Exercise prompt |
Give an exact copy of every line, leaving images out.

Data shown |
%%
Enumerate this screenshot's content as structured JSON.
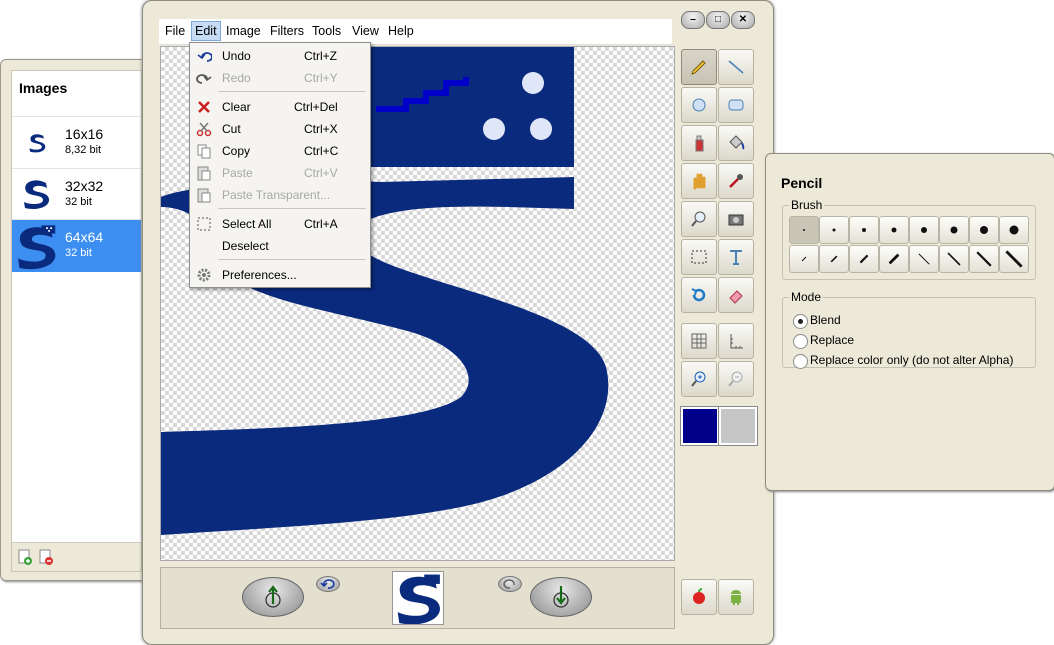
{
  "images_panel": {
    "title": "Images",
    "items": [
      {
        "size": "16x16",
        "depth": "8,32 bit"
      },
      {
        "size": "32x32",
        "depth": "32 bit"
      },
      {
        "size": "64x64",
        "depth": "32 bit"
      }
    ]
  },
  "menubar": [
    "File",
    "Edit",
    "Image",
    "Filters",
    "Tools",
    "View",
    "Help"
  ],
  "window_controls": {
    "minimize": "–",
    "maximize": "□",
    "close": "✕"
  },
  "edit_menu": [
    {
      "label": "Undo",
      "shortcut": "Ctrl+Z"
    },
    {
      "label": "Redo",
      "shortcut": "Ctrl+Y"
    },
    {
      "label": "Clear",
      "shortcut": "Ctrl+Del"
    },
    {
      "label": "Cut",
      "shortcut": "Ctrl+X"
    },
    {
      "label": "Copy",
      "shortcut": "Ctrl+C"
    },
    {
      "label": "Paste",
      "shortcut": "Ctrl+V"
    },
    {
      "label": "Paste Transparent...",
      "shortcut": ""
    },
    {
      "label": "Select All",
      "shortcut": "Ctrl+A"
    },
    {
      "label": "Deselect",
      "shortcut": ""
    },
    {
      "label": "Preferences...",
      "shortcut": ""
    }
  ],
  "colors": {
    "primary": "#00008b",
    "secondary": "#c6c6c6",
    "logo": "#0a2a7e",
    "selection": "#3c8ef0"
  },
  "pencil_panel": {
    "title": "Pencil",
    "brush_label": "Brush",
    "mode_label": "Mode",
    "modes": [
      "Blend",
      "Replace",
      "Replace color only (do not alter Alpha)"
    ],
    "selected_mode": "Blend"
  }
}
%%
Task output |
Enumerate this screenshot's content as structured JSON.
{
  "images_panel": {
    "title": "Images",
    "items": [
      {
        "size": "16x16",
        "depth": "8,32 bit"
      },
      {
        "size": "32x32",
        "depth": "32 bit"
      },
      {
        "size": "64x64",
        "depth": "32 bit"
      }
    ]
  },
  "menubar": [
    "File",
    "Edit",
    "Image",
    "Filters",
    "Tools",
    "View",
    "Help"
  ],
  "window_controls": {
    "minimize": "–",
    "maximize": "□",
    "close": "✕"
  },
  "edit_menu": [
    {
      "label": "Undo",
      "shortcut": "Ctrl+Z"
    },
    {
      "label": "Redo",
      "shortcut": "Ctrl+Y"
    },
    {
      "label": "Clear",
      "shortcut": "Ctrl+Del"
    },
    {
      "label": "Cut",
      "shortcut": "Ctrl+X"
    },
    {
      "label": "Copy",
      "shortcut": "Ctrl+C"
    },
    {
      "label": "Paste",
      "shortcut": "Ctrl+V"
    },
    {
      "label": "Paste Transparent...",
      "shortcut": ""
    },
    {
      "label": "Select All",
      "shortcut": "Ctrl+A"
    },
    {
      "label": "Deselect",
      "shortcut": ""
    },
    {
      "label": "Preferences...",
      "shortcut": ""
    }
  ],
  "colors": {
    "primary": "#00008b",
    "secondary": "#c6c6c6",
    "logo": "#0a2a7e",
    "selection": "#3c8ef0"
  },
  "pencil_panel": {
    "title": "Pencil",
    "brush_label": "Brush",
    "mode_label": "Mode",
    "modes": [
      "Blend",
      "Replace",
      "Replace color only (do not alter Alpha)"
    ],
    "selected_mode": "Blend"
  }
}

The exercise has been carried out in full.